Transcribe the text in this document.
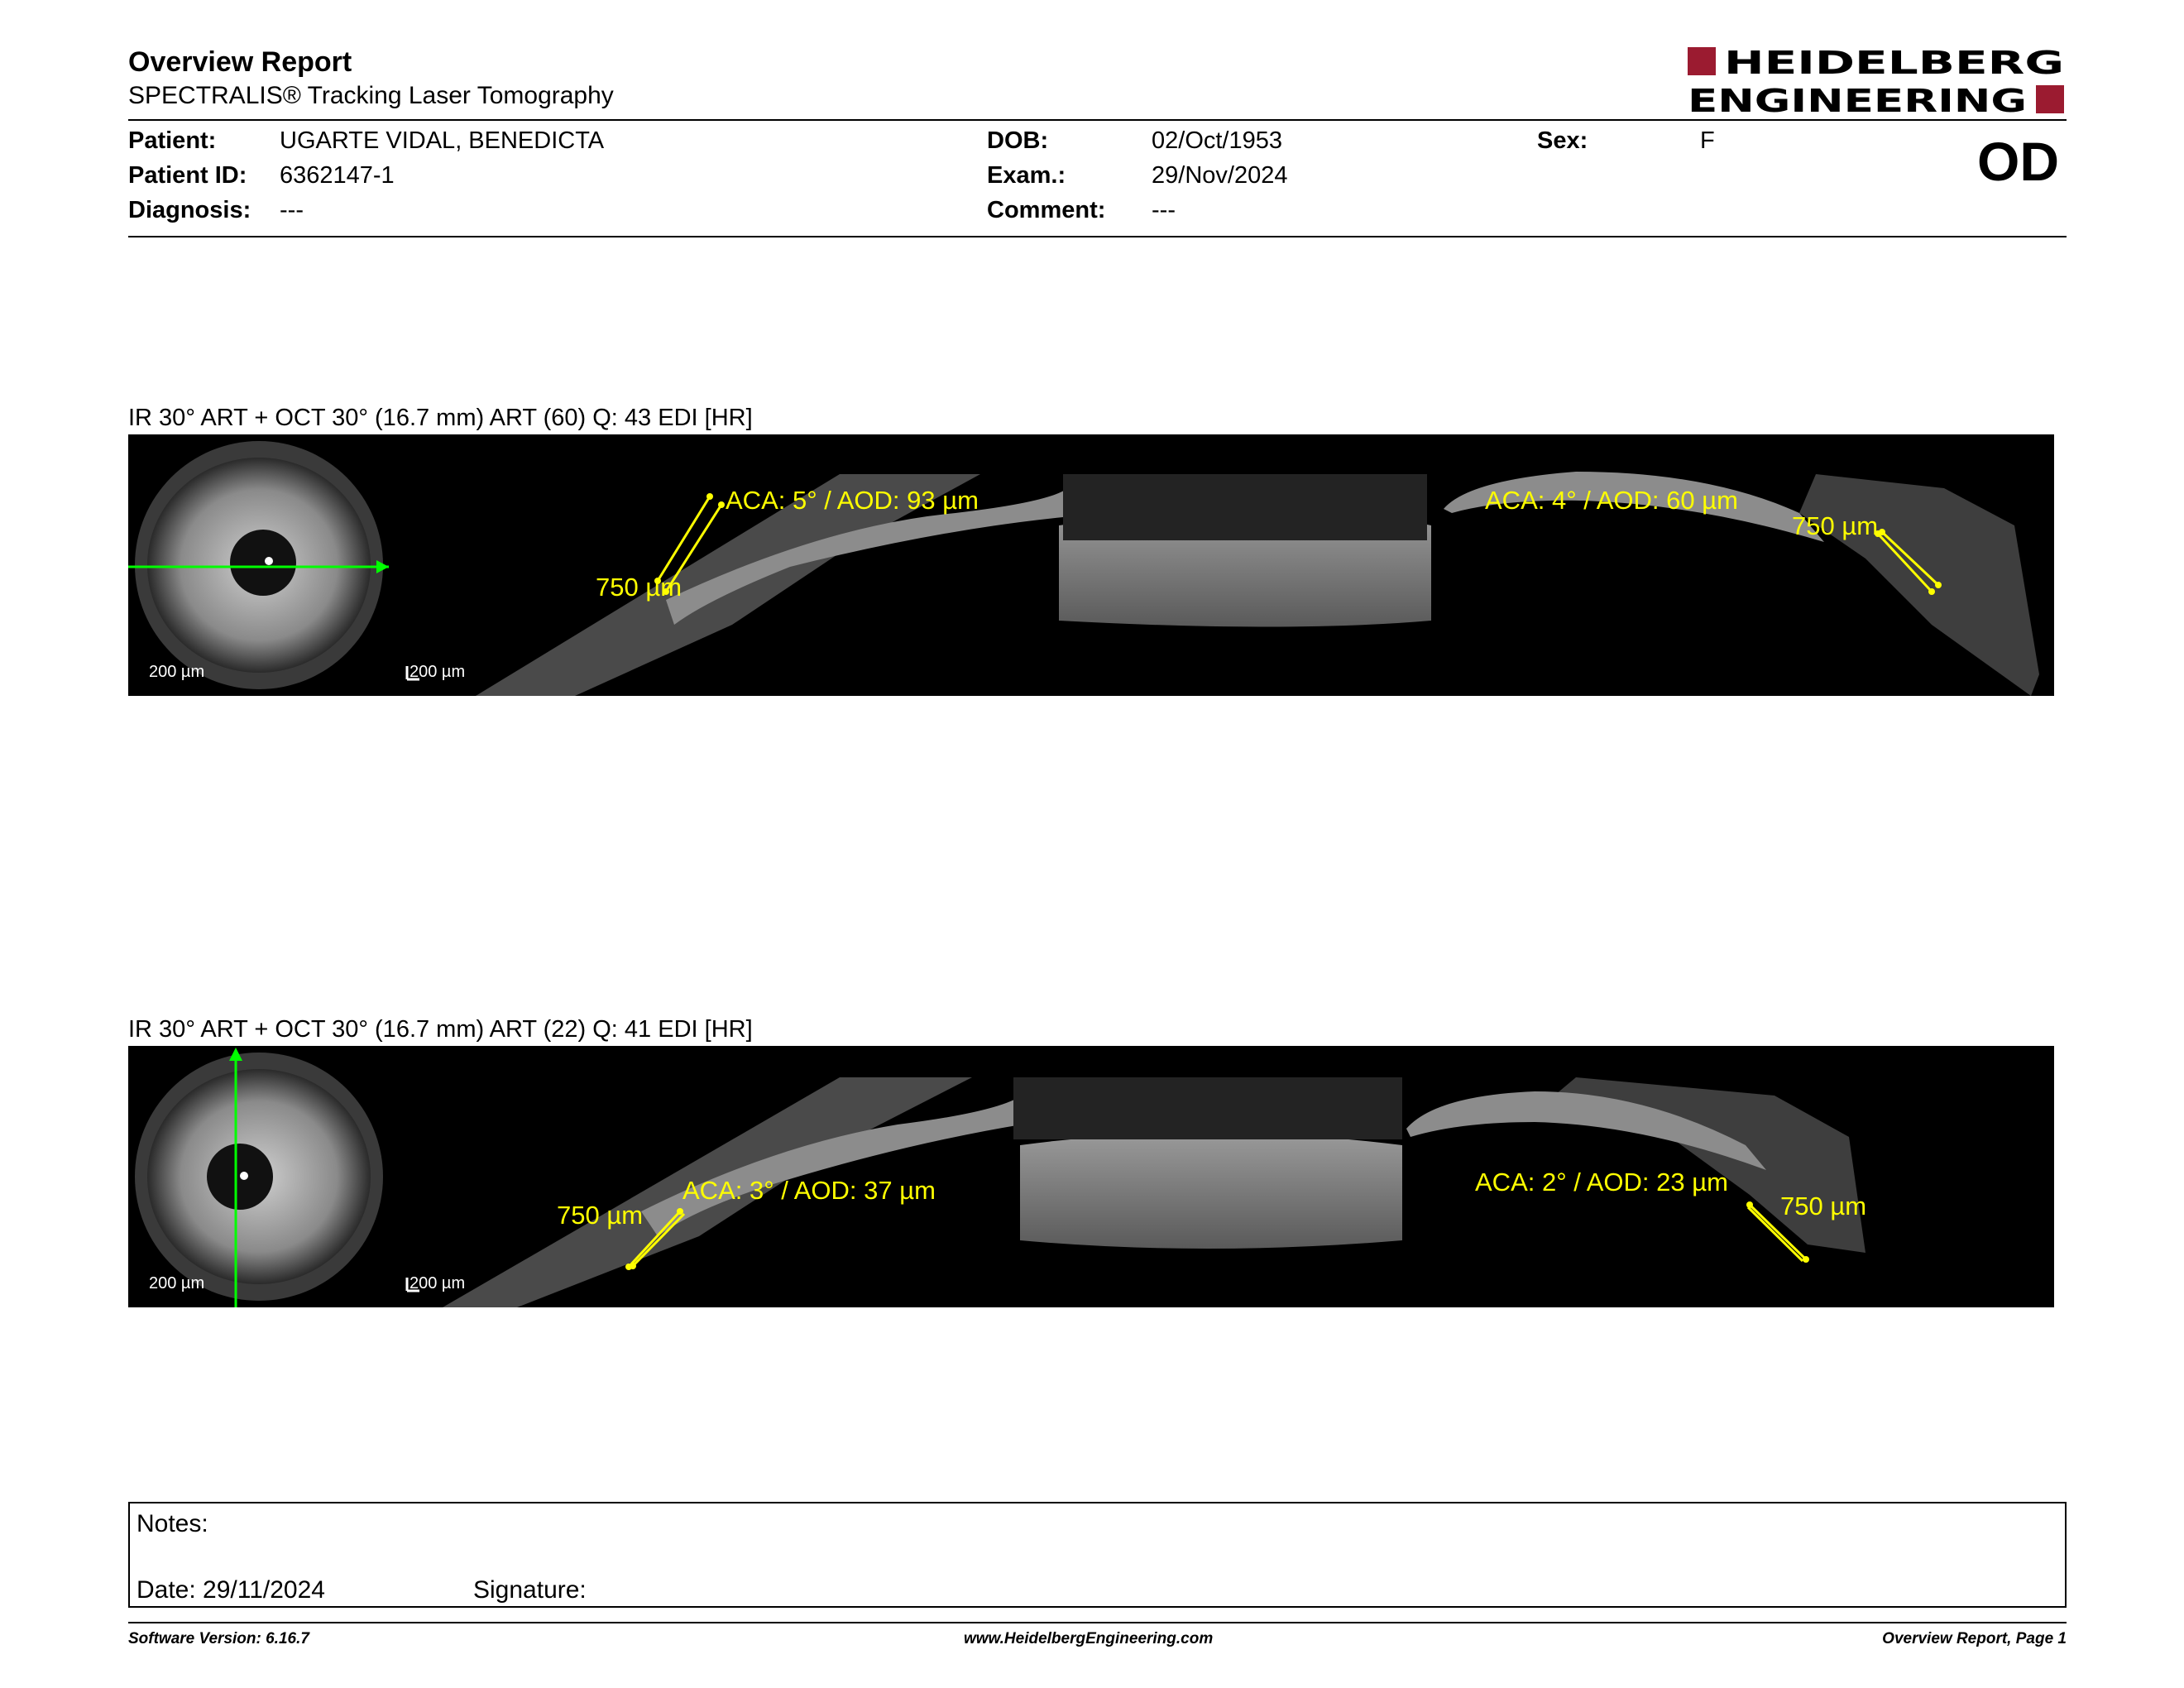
Overview Report
SPECTRALIS® Tracking Laser Tomography
HEIDELBERG
ENGINEERING
Patient:	UGARTE VIDAL, BENEDICTA
Patient ID: 6362147-1
Diagnosis: ---
DOB:	02/Oct/1953
Exam.:	29/Nov/2024
Comment: ---
Sex:	F	OD
IR 30° ART + OCT 30° (16.7 mm) ART (60) Q: 43 EDI [HR]
200 µm	200 µm
ACA: 5° / AOD: 93 µm
750 µm
ACA: 4° / AOD: 60 µm
750 µm
IR 30° ART + OCT 30° (16.7 mm) ART (22) Q: 41 EDI [HR]
200 µm	200 µm
ACA: 3° / AOD: 37 µm
750 µm
ACA: 2° / AOD: 23 µm
750 µm
Notes:
Date: 29/11/2024	Signature:
Software Version: 6.16.7	www.HeidelbergEngineering.com	Overview Report, Page 1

(WORK REQUIRED):
From the listing above, copy every line that holds the string "Report".

(CORRECT RESULT):
Overview Report
Software Version: 6.16.7	www.HeidelbergEngineering.com	Overview Report, Page 1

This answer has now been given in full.